- Task statement -
Search the listing below for the string "CONTROL" and copy every line where it occurs.
───── Input for this task
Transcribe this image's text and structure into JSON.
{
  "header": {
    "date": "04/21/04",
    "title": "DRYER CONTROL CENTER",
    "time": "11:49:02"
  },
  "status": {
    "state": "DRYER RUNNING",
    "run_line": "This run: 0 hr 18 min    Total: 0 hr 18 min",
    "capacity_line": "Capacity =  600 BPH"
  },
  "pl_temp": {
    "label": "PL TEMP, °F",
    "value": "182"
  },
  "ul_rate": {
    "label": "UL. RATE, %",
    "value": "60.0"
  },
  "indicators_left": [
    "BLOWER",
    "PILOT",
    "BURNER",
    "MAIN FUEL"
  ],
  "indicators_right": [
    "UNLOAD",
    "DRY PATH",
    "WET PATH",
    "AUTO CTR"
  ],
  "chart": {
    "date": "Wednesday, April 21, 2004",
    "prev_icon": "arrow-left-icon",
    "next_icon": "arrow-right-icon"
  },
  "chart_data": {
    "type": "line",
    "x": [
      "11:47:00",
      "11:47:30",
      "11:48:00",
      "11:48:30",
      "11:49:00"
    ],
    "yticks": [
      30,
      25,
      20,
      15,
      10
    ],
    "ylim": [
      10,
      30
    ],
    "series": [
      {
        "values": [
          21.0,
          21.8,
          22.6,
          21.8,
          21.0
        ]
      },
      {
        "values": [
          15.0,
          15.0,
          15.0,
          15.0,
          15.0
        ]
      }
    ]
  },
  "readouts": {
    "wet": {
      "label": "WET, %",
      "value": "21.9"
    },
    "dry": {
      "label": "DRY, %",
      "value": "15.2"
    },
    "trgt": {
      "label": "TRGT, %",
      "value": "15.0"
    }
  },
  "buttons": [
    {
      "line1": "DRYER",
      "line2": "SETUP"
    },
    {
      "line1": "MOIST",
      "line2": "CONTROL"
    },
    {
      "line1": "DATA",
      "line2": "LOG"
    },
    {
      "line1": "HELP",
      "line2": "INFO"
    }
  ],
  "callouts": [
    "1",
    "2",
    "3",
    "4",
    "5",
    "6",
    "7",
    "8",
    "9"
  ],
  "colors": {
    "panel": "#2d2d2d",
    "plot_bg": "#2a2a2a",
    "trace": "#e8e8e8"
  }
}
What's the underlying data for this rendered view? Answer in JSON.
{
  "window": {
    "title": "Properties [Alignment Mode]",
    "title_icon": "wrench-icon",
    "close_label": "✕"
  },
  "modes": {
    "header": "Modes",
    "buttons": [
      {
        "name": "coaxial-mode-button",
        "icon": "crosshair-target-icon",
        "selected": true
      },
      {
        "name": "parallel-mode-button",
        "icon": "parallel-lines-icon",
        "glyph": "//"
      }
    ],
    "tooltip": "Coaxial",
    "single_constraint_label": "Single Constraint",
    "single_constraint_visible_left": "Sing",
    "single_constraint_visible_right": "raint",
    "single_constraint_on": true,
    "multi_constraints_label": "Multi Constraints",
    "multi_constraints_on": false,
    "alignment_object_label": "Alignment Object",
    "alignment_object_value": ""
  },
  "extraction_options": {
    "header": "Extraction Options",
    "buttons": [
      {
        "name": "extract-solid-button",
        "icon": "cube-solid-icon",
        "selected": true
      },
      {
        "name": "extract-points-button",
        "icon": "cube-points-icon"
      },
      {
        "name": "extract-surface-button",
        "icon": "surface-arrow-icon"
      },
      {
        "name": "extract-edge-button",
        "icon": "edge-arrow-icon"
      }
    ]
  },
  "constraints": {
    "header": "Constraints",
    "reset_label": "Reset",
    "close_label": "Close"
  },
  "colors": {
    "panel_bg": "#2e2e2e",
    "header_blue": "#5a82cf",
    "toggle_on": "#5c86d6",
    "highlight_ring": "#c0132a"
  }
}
──────────
- Expected answer -
    "title": "DRYER CONTROL CENTER",
      "line2": "CONTROL"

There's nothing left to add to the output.